SET EXERCISE -> Pull each line holding "this" out of the entries below.

______

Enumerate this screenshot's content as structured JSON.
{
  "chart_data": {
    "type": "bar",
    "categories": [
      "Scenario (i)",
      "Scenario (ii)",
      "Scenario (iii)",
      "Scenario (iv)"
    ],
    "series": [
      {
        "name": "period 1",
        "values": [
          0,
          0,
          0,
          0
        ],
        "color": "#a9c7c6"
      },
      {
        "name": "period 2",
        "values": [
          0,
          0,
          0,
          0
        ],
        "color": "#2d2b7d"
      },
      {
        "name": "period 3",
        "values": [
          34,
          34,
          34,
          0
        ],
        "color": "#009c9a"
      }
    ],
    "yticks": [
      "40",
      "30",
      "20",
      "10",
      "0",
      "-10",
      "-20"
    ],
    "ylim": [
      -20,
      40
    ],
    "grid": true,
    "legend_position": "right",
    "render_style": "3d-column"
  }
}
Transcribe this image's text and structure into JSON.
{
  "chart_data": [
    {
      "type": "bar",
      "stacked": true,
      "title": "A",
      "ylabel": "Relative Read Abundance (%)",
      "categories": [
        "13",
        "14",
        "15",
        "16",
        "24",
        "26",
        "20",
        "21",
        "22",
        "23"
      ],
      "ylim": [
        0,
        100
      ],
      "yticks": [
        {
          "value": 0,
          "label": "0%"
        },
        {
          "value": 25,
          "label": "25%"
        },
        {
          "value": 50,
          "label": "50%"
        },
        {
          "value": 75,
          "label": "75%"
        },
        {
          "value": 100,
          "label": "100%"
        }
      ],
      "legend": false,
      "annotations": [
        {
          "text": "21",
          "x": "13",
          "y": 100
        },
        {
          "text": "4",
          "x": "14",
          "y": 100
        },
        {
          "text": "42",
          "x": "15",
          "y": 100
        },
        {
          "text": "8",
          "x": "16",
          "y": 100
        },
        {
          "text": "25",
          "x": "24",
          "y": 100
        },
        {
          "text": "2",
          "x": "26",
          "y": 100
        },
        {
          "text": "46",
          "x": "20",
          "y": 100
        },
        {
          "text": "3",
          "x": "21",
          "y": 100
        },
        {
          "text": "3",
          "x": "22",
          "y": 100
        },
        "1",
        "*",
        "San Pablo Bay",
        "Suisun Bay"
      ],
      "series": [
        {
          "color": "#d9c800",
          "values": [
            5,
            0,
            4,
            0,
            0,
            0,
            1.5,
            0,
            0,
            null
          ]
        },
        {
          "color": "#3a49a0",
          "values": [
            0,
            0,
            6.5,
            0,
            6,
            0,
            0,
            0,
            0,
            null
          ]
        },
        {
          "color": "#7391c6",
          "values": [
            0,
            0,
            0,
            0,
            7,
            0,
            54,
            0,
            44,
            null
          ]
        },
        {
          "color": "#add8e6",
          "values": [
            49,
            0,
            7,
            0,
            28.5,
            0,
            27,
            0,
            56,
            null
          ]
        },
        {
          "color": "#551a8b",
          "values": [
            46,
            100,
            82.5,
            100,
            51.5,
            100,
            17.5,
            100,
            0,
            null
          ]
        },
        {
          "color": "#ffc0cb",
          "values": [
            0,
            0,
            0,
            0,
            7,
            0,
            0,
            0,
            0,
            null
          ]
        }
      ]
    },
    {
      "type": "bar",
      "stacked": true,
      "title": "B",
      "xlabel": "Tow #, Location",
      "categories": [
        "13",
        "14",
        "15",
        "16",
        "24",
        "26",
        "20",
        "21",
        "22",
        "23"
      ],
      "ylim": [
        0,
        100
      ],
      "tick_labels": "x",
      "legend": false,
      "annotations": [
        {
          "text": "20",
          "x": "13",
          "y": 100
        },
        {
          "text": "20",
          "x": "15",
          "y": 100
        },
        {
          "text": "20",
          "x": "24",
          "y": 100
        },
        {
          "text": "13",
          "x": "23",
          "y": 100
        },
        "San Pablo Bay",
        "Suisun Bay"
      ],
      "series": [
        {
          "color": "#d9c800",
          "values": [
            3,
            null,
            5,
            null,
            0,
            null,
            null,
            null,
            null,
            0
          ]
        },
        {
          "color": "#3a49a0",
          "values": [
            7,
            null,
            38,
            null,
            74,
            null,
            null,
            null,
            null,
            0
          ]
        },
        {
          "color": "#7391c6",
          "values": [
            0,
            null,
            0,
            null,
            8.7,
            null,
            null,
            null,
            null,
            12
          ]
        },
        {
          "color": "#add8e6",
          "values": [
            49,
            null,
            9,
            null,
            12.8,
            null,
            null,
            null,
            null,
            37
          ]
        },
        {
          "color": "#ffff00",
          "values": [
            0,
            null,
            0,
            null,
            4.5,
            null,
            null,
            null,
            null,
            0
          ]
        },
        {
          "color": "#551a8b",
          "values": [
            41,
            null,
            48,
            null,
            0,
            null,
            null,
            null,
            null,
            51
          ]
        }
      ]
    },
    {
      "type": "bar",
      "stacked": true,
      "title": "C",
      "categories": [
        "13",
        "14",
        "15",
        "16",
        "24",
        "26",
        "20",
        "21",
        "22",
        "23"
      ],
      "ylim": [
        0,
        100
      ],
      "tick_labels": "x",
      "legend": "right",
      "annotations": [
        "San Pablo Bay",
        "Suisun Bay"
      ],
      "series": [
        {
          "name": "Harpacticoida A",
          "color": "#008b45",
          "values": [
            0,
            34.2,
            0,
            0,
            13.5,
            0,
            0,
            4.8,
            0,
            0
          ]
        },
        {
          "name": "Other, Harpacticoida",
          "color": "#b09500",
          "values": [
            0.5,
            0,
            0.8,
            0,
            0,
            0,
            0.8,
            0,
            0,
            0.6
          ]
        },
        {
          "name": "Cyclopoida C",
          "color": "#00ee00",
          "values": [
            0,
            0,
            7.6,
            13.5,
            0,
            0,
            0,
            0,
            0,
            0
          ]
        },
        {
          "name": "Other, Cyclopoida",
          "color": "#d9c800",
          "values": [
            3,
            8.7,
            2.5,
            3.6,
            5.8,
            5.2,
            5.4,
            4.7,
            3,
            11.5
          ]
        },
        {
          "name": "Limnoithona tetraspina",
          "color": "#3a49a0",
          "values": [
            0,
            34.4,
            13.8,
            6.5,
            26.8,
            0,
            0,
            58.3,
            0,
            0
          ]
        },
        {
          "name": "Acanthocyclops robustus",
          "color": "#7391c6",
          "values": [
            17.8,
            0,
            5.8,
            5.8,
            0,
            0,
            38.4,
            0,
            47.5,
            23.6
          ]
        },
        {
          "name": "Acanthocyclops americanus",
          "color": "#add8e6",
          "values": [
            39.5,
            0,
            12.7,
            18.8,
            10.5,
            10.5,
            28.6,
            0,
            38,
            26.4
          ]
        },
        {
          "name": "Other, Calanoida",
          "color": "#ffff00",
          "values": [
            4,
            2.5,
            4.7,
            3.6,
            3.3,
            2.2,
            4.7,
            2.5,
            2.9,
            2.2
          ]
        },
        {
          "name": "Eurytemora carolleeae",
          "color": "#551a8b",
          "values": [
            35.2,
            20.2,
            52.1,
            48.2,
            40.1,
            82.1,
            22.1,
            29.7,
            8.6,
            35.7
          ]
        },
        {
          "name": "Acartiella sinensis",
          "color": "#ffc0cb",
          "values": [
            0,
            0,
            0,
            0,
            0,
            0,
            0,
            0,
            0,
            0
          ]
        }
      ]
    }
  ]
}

______

RESULT ->
Enumerate this screenshot's content as structured JSON.
Transcribe this image's text and structure into JSON.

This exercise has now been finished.